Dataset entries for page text
:::::

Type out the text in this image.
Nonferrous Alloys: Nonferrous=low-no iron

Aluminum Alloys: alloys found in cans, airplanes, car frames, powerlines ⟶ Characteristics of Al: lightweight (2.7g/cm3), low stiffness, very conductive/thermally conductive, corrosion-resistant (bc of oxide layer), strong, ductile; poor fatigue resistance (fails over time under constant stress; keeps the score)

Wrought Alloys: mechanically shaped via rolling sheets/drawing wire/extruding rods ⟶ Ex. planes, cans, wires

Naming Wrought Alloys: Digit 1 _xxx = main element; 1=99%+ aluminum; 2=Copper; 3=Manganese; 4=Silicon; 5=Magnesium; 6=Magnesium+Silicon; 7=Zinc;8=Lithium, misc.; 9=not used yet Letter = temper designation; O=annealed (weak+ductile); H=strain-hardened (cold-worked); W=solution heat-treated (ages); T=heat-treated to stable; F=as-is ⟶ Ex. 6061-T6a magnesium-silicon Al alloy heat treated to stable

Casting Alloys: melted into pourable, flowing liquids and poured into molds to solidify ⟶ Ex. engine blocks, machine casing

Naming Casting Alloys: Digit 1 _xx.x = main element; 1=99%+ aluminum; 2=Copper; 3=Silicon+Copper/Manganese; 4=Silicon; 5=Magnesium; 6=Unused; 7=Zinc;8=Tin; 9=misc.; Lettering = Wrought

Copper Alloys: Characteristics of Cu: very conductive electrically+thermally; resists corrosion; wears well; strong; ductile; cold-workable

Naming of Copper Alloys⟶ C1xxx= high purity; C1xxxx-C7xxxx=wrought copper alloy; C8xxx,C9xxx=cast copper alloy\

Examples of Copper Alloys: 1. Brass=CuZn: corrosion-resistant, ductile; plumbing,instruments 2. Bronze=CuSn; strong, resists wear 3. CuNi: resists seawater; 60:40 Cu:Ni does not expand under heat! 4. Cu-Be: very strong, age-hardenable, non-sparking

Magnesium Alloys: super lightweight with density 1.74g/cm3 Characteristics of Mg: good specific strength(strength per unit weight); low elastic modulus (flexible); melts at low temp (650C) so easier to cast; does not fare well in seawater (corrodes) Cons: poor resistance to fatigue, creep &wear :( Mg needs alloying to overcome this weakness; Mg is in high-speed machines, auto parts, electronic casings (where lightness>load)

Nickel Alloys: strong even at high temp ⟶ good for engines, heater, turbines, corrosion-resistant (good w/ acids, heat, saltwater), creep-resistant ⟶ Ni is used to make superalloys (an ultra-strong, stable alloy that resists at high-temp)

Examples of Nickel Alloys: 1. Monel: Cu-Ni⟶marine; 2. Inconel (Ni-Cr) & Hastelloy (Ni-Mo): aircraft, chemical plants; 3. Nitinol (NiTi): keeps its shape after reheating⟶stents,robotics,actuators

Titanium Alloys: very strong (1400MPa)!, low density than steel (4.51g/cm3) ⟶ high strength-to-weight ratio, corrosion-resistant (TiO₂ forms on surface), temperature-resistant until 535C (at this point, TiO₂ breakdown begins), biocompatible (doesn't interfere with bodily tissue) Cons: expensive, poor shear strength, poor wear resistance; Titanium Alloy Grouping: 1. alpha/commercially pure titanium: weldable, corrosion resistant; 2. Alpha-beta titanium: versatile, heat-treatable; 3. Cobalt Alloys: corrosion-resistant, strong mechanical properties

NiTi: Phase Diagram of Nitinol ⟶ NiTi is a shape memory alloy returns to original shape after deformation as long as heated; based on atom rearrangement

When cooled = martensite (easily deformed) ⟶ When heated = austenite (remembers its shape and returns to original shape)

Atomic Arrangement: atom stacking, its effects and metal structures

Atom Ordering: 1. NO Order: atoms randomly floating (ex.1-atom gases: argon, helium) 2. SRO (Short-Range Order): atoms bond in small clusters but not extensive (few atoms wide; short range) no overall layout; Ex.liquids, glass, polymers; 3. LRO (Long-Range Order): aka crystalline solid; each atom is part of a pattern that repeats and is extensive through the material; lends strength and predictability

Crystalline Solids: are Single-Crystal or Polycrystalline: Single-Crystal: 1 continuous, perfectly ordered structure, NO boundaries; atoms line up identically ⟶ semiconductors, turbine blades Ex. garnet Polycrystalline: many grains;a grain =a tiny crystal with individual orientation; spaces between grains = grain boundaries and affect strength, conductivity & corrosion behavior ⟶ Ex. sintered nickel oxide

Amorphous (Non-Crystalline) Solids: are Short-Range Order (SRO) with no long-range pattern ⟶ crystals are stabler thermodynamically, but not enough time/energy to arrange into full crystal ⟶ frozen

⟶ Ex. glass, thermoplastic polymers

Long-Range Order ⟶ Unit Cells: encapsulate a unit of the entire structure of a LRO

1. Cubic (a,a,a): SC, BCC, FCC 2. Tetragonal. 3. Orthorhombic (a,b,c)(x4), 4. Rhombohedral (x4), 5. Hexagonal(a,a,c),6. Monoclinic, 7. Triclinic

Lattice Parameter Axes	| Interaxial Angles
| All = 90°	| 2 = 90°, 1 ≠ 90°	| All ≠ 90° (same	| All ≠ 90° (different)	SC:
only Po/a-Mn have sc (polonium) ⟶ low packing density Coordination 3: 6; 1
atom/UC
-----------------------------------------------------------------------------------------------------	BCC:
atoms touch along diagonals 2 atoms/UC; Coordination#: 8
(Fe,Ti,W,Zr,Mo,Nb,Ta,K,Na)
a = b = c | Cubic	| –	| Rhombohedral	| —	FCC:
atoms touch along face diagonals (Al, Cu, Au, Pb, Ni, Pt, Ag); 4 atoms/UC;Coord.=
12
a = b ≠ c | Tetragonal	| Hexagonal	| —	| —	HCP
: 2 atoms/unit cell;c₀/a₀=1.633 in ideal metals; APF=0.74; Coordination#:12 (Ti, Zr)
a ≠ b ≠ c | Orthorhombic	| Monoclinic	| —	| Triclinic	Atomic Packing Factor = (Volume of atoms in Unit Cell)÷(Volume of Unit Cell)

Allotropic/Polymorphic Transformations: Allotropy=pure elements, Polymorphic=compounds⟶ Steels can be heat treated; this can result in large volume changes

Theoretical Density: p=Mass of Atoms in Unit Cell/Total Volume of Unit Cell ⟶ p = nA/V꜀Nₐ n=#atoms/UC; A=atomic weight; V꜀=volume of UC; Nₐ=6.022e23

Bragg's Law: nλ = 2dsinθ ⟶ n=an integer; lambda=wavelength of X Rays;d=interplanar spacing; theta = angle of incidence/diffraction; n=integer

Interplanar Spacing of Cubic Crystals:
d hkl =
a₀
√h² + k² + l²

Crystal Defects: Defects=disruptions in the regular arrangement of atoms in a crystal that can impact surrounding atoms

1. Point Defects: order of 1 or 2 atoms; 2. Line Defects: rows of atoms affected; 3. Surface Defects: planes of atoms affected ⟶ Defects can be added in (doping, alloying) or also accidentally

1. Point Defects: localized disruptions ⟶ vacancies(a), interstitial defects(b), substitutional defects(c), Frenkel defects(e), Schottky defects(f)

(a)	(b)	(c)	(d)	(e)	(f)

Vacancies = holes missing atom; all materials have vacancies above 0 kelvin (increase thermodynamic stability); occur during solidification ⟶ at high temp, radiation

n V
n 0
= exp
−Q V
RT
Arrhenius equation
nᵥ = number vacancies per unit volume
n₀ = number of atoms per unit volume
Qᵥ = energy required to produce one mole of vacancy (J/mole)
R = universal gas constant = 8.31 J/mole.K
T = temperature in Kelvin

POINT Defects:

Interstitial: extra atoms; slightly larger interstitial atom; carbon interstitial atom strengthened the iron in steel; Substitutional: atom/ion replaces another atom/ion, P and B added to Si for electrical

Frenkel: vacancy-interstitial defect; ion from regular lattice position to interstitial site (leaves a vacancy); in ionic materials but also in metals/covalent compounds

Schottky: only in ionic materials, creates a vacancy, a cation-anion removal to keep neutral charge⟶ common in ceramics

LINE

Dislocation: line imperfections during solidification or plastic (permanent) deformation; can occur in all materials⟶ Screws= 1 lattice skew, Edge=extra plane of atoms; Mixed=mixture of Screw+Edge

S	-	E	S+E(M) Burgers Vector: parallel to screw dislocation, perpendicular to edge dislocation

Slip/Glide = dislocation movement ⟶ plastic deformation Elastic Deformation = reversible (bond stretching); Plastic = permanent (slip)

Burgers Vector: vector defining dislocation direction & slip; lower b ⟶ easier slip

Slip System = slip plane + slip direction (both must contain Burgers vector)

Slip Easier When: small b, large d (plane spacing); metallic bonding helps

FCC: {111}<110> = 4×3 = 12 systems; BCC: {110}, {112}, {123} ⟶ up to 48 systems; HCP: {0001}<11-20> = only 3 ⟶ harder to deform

:::::

WHAT TO DO →
Reading through the preceding records, tally each line that holds the word "constant" and give the tally by itself.

EXPECTED ANSWER →
2